■ Record set:
******

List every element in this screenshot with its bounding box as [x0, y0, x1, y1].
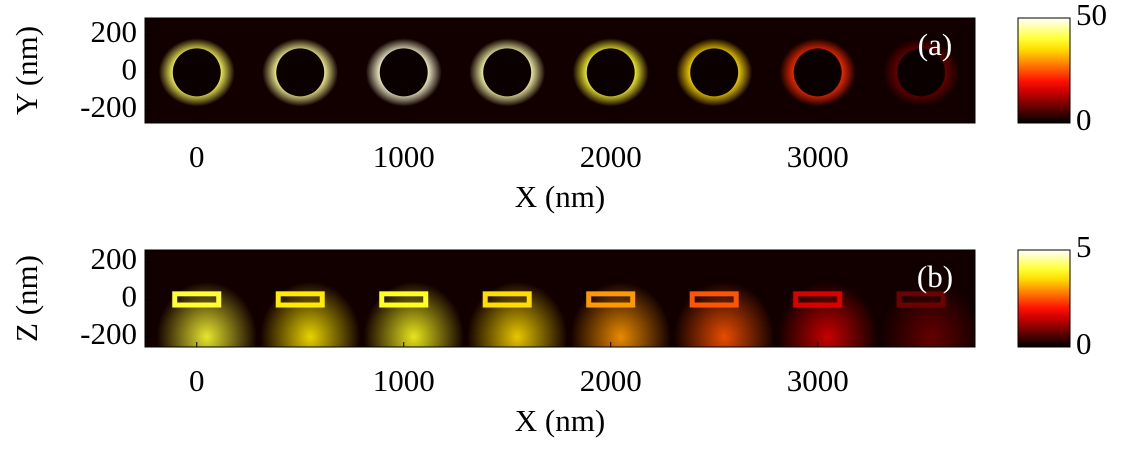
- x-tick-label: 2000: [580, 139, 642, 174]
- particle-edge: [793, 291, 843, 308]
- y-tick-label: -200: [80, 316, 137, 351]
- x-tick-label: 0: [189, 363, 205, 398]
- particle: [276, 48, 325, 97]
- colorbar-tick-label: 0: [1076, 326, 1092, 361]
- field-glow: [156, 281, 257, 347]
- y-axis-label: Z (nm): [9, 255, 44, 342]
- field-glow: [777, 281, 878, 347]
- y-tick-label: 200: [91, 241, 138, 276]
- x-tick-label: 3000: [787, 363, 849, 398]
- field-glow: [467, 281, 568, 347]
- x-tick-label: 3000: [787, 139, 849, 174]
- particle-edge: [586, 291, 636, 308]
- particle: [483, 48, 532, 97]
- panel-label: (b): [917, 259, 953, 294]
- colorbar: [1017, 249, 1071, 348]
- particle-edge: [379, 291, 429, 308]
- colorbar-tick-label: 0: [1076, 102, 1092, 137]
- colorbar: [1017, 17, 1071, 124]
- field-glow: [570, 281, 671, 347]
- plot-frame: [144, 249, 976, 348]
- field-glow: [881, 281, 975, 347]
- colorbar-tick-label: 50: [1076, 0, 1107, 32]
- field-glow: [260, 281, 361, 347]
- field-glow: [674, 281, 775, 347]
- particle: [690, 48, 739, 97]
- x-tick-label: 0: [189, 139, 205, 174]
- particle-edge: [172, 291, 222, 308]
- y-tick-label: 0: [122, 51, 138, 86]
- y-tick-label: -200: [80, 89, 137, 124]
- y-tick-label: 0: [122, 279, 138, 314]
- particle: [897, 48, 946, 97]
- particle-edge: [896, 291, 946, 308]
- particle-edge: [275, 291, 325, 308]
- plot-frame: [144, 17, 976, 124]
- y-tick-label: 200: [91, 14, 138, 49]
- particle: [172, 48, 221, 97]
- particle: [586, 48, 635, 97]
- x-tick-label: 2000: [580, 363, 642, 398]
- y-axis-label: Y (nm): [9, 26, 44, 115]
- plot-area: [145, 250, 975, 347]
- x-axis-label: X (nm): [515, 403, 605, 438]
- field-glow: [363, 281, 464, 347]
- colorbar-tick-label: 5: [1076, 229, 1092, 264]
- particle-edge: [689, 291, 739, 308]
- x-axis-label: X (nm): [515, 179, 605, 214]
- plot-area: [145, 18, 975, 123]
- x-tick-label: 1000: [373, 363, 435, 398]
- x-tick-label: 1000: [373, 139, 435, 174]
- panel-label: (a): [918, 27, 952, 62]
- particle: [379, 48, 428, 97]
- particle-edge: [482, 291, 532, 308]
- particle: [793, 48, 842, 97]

******

■ Task prompt: Copy every line of the records above word for word, and leave out the picture.

■ Finished answer:
List every element in this screenshot with its bounding box as [x0, y0, x1, y1].
- x-tick-label: 2000: [580, 139, 642, 174]
- particle-edge: [793, 291, 843, 308]
- y-tick-label: -200: [80, 316, 137, 351]
- x-tick-label: 0: [189, 363, 205, 398]
- particle: [276, 48, 325, 97]
- colorbar-tick-label: 0: [1076, 326, 1092, 361]
- field-glow: [156, 281, 257, 347]
- y-axis-label: Z (nm): [9, 255, 44, 342]
- field-glow: [777, 281, 878, 347]
- y-tick-label: 200: [91, 241, 138, 276]
- x-tick-label: 3000: [787, 363, 849, 398]
- field-glow: [467, 281, 568, 347]
- x-tick-label: 3000: [787, 139, 849, 174]
- particle-edge: [586, 291, 636, 308]
- particle: [483, 48, 532, 97]
- panel-label: (b): [917, 259, 953, 294]
- colorbar: [1017, 249, 1071, 348]
- particle-edge: [379, 291, 429, 308]
- colorbar-tick-label: 0: [1076, 102, 1092, 137]
- colorbar: [1017, 17, 1071, 124]
- field-glow: [570, 281, 671, 347]
- plot-frame: [144, 249, 976, 348]
- field-glow: [881, 281, 975, 347]
- colorbar-tick-label: 50: [1076, 0, 1107, 32]
- field-glow: [260, 281, 361, 347]
- field-glow: [674, 281, 775, 347]
- particle: [690, 48, 739, 97]
- x-tick-label: 0: [189, 139, 205, 174]
- particle-edge: [172, 291, 222, 308]
- y-tick-label: 0: [122, 51, 138, 86]
- y-tick-label: -200: [80, 89, 137, 124]
- y-tick-label: 0: [122, 279, 138, 314]
- particle: [897, 48, 946, 97]
- particle-edge: [896, 291, 946, 308]
- particle-edge: [275, 291, 325, 308]
- plot-frame: [144, 17, 976, 124]
- y-tick-label: 200: [91, 14, 138, 49]
- particle: [172, 48, 221, 97]
- particle: [586, 48, 635, 97]
- x-tick-label: 2000: [580, 363, 642, 398]
- y-axis-label: Y (nm): [9, 26, 44, 115]
- plot-area: [145, 250, 975, 347]
- x-axis-label: X (nm): [515, 403, 605, 438]
- field-glow: [363, 281, 464, 347]
- colorbar-tick-label: 5: [1076, 229, 1092, 264]
- particle-edge: [689, 291, 739, 308]
- x-axis-label: X (nm): [515, 179, 605, 214]
- plot-area: [145, 18, 975, 123]
- x-tick-label: 1000: [373, 363, 435, 398]
- x-tick-label: 1000: [373, 139, 435, 174]
- panel-label: (a): [918, 27, 952, 62]
- particle: [379, 48, 428, 97]
- particle-edge: [482, 291, 532, 308]
- particle: [793, 48, 842, 97]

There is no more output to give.